<<<<

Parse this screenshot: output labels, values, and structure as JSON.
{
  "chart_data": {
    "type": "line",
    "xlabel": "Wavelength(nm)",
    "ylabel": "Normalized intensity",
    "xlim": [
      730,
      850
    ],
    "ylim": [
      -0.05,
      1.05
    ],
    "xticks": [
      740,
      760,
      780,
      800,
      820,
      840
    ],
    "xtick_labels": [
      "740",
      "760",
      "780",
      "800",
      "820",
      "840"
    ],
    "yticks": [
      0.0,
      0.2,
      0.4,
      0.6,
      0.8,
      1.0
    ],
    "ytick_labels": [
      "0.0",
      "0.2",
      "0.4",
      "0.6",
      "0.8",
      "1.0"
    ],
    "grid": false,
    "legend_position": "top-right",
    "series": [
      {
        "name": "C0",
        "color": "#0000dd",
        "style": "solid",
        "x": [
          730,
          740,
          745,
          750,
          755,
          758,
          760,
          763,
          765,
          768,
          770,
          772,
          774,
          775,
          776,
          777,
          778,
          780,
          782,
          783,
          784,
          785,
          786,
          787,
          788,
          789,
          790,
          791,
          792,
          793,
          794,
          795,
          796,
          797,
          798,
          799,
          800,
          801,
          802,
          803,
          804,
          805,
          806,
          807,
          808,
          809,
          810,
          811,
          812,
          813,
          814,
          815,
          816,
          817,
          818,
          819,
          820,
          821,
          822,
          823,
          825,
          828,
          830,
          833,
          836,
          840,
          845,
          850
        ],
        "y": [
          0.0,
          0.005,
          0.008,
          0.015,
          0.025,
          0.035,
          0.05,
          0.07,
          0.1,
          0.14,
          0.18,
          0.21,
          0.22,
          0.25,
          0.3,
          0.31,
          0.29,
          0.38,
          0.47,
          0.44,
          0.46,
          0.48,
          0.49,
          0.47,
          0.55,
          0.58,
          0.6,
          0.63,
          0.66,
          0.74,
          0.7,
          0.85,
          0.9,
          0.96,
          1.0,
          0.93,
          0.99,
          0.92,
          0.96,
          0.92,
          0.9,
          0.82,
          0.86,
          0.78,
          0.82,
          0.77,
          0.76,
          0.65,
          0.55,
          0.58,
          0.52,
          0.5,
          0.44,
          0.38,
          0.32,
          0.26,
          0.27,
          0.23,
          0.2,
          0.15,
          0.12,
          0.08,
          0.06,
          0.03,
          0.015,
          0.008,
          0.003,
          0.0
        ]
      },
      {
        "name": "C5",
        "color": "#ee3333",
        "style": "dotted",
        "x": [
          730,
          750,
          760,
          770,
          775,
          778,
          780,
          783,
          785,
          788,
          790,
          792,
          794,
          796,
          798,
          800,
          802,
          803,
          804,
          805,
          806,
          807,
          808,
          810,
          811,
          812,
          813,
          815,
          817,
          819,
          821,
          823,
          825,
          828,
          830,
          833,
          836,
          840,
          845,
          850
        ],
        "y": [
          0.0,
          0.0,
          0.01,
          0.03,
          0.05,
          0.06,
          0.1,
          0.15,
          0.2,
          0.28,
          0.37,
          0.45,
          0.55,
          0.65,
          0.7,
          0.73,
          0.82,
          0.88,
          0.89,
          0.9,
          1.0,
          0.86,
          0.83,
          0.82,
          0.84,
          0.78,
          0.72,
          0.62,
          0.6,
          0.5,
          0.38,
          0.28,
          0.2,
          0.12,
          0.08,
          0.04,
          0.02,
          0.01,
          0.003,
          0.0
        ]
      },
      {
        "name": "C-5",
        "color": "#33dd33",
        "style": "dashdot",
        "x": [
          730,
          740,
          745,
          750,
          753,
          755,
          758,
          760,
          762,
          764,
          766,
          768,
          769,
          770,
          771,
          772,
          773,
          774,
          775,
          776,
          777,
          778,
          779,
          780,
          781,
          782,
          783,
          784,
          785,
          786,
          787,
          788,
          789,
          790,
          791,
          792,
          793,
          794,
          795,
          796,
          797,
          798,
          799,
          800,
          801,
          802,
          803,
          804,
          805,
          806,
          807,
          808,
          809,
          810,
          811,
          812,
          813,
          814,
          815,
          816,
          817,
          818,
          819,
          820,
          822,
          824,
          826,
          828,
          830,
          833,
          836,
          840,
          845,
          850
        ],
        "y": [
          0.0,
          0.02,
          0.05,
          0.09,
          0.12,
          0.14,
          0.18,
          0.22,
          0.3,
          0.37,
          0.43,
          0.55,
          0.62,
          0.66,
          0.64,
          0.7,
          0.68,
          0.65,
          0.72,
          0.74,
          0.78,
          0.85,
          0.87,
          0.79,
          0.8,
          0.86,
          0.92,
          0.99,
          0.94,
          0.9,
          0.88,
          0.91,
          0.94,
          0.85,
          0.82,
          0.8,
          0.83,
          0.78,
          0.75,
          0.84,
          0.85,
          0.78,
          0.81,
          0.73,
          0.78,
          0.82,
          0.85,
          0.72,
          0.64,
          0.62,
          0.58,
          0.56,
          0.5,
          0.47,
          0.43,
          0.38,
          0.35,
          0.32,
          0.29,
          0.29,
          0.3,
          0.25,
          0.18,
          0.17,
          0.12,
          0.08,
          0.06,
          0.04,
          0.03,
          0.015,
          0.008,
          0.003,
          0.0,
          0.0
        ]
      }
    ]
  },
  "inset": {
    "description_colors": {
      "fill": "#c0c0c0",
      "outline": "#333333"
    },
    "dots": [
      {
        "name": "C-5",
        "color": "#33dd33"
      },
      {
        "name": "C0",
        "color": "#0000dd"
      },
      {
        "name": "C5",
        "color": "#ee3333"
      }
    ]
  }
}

>>>>

All entries shown above should be printed again exactly.

Parse this screenshot: output labels, values, and structure as JSON.
{
  "chart_data": {
    "type": "line",
    "xlabel": "Wavelength(nm)",
    "ylabel": "Normalized intensity",
    "xlim": [
      730,
      850
    ],
    "ylim": [
      -0.05,
      1.05
    ],
    "xticks": [
      740,
      760,
      780,
      800,
      820,
      840
    ],
    "xtick_labels": [
      "740",
      "760",
      "780",
      "800",
      "820",
      "840"
    ],
    "yticks": [
      0.0,
      0.2,
      0.4,
      0.6,
      0.8,
      1.0
    ],
    "ytick_labels": [
      "0.0",
      "0.2",
      "0.4",
      "0.6",
      "0.8",
      "1.0"
    ],
    "grid": false,
    "legend_position": "top-right",
    "series": [
      {
        "name": "C0",
        "color": "#0000dd",
        "style": "solid",
        "x": [
          730,
          740,
          745,
          750,
          755,
          758,
          760,
          763,
          765,
          768,
          770,
          772,
          774,
          775,
          776,
          777,
          778,
          780,
          782,
          783,
          784,
          785,
          786,
          787,
          788,
          789,
          790,
          791,
          792,
          793,
          794,
          795,
          796,
          797,
          798,
          799,
          800,
          801,
          802,
          803,
          804,
          805,
          806,
          807,
          808,
          809,
          810,
          811,
          812,
          813,
          814,
          815,
          816,
          817,
          818,
          819,
          820,
          821,
          822,
          823,
          825,
          828,
          830,
          833,
          836,
          840,
          845,
          850
        ],
        "y": [
          0.0,
          0.005,
          0.008,
          0.015,
          0.025,
          0.035,
          0.05,
          0.07,
          0.1,
          0.14,
          0.18,
          0.21,
          0.22,
          0.25,
          0.3,
          0.31,
          0.29,
          0.38,
          0.47,
          0.44,
          0.46,
          0.48,
          0.49,
          0.47,
          0.55,
          0.58,
          0.6,
          0.63,
          0.66,
          0.74,
          0.7,
          0.85,
          0.9,
          0.96,
          1.0,
          0.93,
          0.99,
          0.92,
          0.96,
          0.92,
          0.9,
          0.82,
          0.86,
          0.78,
          0.82,
          0.77,
          0.76,
          0.65,
          0.55,
          0.58,
          0.52,
          0.5,
          0.44,
          0.38,
          0.32,
          0.26,
          0.27,
          0.23,
          0.2,
          0.15,
          0.12,
          0.08,
          0.06,
          0.03,
          0.015,
          0.008,
          0.003,
          0.0
        ]
      },
      {
        "name": "C5",
        "color": "#ee3333",
        "style": "dotted",
        "x": [
          730,
          750,
          760,
          770,
          775,
          778,
          780,
          783,
          785,
          788,
          790,
          792,
          794,
          796,
          798,
          800,
          802,
          803,
          804,
          805,
          806,
          807,
          808,
          810,
          811,
          812,
          813,
          815,
          817,
          819,
          821,
          823,
          825,
          828,
          830,
          833,
          836,
          840,
          845,
          850
        ],
        "y": [
          0.0,
          0.0,
          0.01,
          0.03,
          0.05,
          0.06,
          0.1,
          0.15,
          0.2,
          0.28,
          0.37,
          0.45,
          0.55,
          0.65,
          0.7,
          0.73,
          0.82,
          0.88,
          0.89,
          0.9,
          1.0,
          0.86,
          0.83,
          0.82,
          0.84,
          0.78,
          0.72,
          0.62,
          0.6,
          0.5,
          0.38,
          0.28,
          0.2,
          0.12,
          0.08,
          0.04,
          0.02,
          0.01,
          0.003,
          0.0
        ]
      },
      {
        "name": "C-5",
        "color": "#33dd33",
        "style": "dashdot",
        "x": [
          730,
          740,
          745,
          750,
          753,
          755,
          758,
          760,
          762,
          764,
          766,
          768,
          769,
          770,
          771,
          772,
          773,
          774,
          775,
          776,
          777,
          778,
          779,
          780,
          781,
          782,
          783,
          784,
          785,
          786,
          787,
          788,
          789,
          790,
          791,
          792,
          793,
          794,
          795,
          796,
          797,
          798,
          799,
          800,
          801,
          802,
          803,
          804,
          805,
          806,
          807,
          808,
          809,
          810,
          811,
          812,
          813,
          814,
          815,
          816,
          817,
          818,
          819,
          820,
          822,
          824,
          826,
          828,
          830,
          833,
          836,
          840,
          845,
          850
        ],
        "y": [
          0.0,
          0.02,
          0.05,
          0.09,
          0.12,
          0.14,
          0.18,
          0.22,
          0.3,
          0.37,
          0.43,
          0.55,
          0.62,
          0.66,
          0.64,
          0.7,
          0.68,
          0.65,
          0.72,
          0.74,
          0.78,
          0.85,
          0.87,
          0.79,
          0.8,
          0.86,
          0.92,
          0.99,
          0.94,
          0.9,
          0.88,
          0.91,
          0.94,
          0.85,
          0.82,
          0.8,
          0.83,
          0.78,
          0.75,
          0.84,
          0.85,
          0.78,
          0.81,
          0.73,
          0.78,
          0.82,
          0.85,
          0.72,
          0.64,
          0.62,
          0.58,
          0.56,
          0.5,
          0.47,
          0.43,
          0.38,
          0.35,
          0.32,
          0.29,
          0.29,
          0.3,
          0.25,
          0.18,
          0.17,
          0.12,
          0.08,
          0.06,
          0.04,
          0.03,
          0.015,
          0.008,
          0.003,
          0.0,
          0.0
        ]
      }
    ]
  },
  "inset": {
    "description_colors": {
      "fill": "#c0c0c0",
      "outline": "#333333"
    },
    "dots": [
      {
        "name": "C-5",
        "color": "#33dd33"
      },
      {
        "name": "C0",
        "color": "#0000dd"
      },
      {
        "name": "C5",
        "color": "#ee3333"
      }
    ]
  }
}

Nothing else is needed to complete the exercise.